ENTRIES SHOWN:
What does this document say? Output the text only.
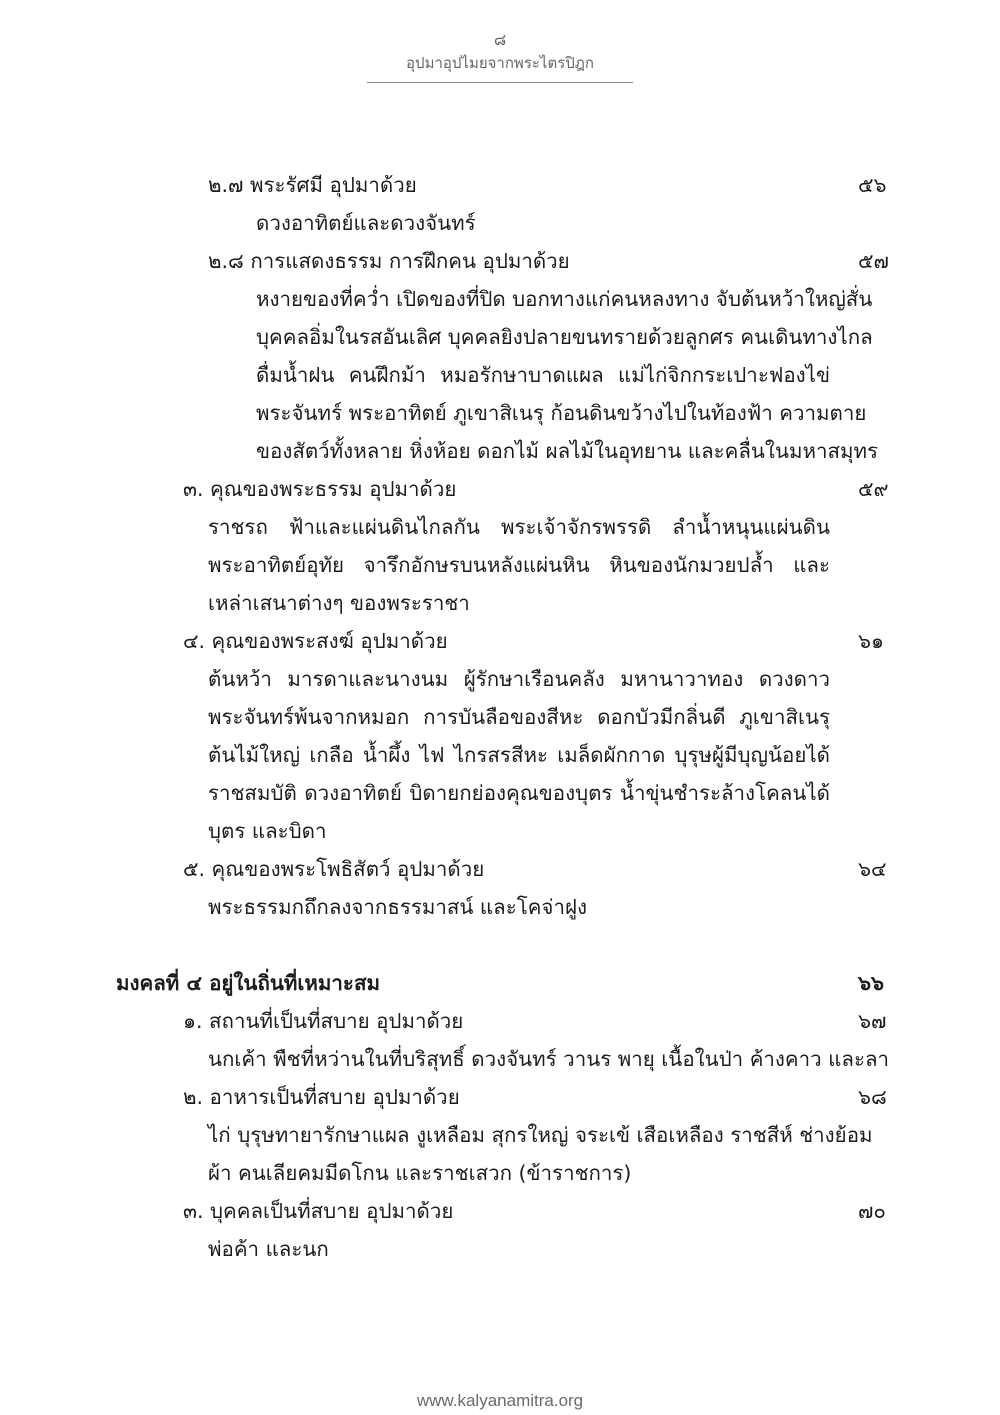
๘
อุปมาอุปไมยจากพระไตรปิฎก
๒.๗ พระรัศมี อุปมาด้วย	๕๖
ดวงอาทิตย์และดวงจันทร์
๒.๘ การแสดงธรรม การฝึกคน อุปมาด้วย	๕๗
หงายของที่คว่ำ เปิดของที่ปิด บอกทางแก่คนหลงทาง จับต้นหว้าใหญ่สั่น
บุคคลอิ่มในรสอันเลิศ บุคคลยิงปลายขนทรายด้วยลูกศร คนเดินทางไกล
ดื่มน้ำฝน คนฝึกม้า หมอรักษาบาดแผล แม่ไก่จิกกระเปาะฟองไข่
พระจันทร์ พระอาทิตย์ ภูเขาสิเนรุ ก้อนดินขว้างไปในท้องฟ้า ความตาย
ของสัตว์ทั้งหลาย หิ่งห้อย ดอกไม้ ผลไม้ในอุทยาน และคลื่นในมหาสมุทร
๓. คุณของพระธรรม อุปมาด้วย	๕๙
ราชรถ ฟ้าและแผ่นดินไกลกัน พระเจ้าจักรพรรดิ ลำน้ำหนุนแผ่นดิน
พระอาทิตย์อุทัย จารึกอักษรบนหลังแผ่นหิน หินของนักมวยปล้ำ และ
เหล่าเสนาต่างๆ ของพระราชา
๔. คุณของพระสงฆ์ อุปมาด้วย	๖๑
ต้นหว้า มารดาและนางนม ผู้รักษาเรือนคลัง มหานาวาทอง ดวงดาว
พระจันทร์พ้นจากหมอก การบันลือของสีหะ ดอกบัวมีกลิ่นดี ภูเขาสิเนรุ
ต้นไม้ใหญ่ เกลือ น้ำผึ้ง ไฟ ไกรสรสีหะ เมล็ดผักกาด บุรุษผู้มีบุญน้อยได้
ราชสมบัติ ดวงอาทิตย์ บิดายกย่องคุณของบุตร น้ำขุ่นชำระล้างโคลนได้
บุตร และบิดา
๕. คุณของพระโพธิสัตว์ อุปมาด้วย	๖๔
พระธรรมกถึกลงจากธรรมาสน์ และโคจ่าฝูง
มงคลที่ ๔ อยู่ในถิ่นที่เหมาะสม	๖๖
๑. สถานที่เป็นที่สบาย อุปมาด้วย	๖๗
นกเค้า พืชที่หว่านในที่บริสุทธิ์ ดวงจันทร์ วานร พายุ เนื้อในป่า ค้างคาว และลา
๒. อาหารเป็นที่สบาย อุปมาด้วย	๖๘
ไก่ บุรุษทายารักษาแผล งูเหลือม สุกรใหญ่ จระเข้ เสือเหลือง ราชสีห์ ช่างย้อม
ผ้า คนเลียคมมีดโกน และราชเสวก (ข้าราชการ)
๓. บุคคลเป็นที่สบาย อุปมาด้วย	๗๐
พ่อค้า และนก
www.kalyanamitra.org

REQUIRED WORK: Above are records with pictures; repeat the records exactly and leave the pictures out.

EXERCISE RESPONSE:
What does this document say? Output the text only.
๘
อุปมาอุปไมยจากพระไตรปิฎก
๒.๗ พระรัศมี อุปมาด้วย	๕๖
ดวงอาทิตย์และดวงจันทร์
๒.๘ การแสดงธรรม การฝึกคน อุปมาด้วย	๕๗
หงายของที่คว่ำ เปิดของที่ปิด บอกทางแก่คนหลงทาง จับต้นหว้าใหญ่สั่น
บุคคลอิ่มในรสอันเลิศ บุคคลยิงปลายขนทรายด้วยลูกศร คนเดินทางไกล
ดื่มน้ำฝน คนฝึกม้า หมอรักษาบาดแผล แม่ไก่จิกกระเปาะฟองไข่
พระจันทร์ พระอาทิตย์ ภูเขาสิเนรุ ก้อนดินขว้างไปในท้องฟ้า ความตาย
ของสัตว์ทั้งหลาย หิ่งห้อย ดอกไม้ ผลไม้ในอุทยาน และคลื่นในมหาสมุทร
๓. คุณของพระธรรม อุปมาด้วย	๕๙
ราชรถ ฟ้าและแผ่นดินไกลกัน พระเจ้าจักรพรรดิ ลำน้ำหนุนแผ่นดิน
พระอาทิตย์อุทัย จารึกอักษรบนหลังแผ่นหิน หินของนักมวยปล้ำ และ
เหล่าเสนาต่างๆ ของพระราชา
๔. คุณของพระสงฆ์ อุปมาด้วย	๖๑
ต้นหว้า มารดาและนางนม ผู้รักษาเรือนคลัง มหานาวาทอง ดวงดาว
พระจันทร์พ้นจากหมอก การบันลือของสีหะ ดอกบัวมีกลิ่นดี ภูเขาสิเนรุ
ต้นไม้ใหญ่ เกลือ น้ำผึ้ง ไฟ ไกรสรสีหะ เมล็ดผักกาด บุรุษผู้มีบุญน้อยได้
ราชสมบัติ ดวงอาทิตย์ บิดายกย่องคุณของบุตร น้ำขุ่นชำระล้างโคลนได้
บุตร และบิดา
๕. คุณของพระโพธิสัตว์ อุปมาด้วย	๖๔
พระธรรมกถึกลงจากธรรมาสน์ และโคจ่าฝูง
มงคลที่ ๔ อยู่ในถิ่นที่เหมาะสม	๖๖
๑. สถานที่เป็นที่สบาย อุปมาด้วย	๖๗
นกเค้า พืชที่หว่านในที่บริสุทธิ์ ดวงจันทร์ วานร พายุ เนื้อในป่า ค้างคาว และลา
๒. อาหารเป็นที่สบาย อุปมาด้วย	๖๘
ไก่ บุรุษทายารักษาแผล งูเหลือม สุกรใหญ่ จระเข้ เสือเหลือง ราชสีห์ ช่างย้อม
ผ้า คนเลียคมมีดโกน และราชเสวก (ข้าราชการ)
๓. บุคคลเป็นที่สบาย อุปมาด้วย	๗๐
พ่อค้า และนก
www.kalyanamitra.org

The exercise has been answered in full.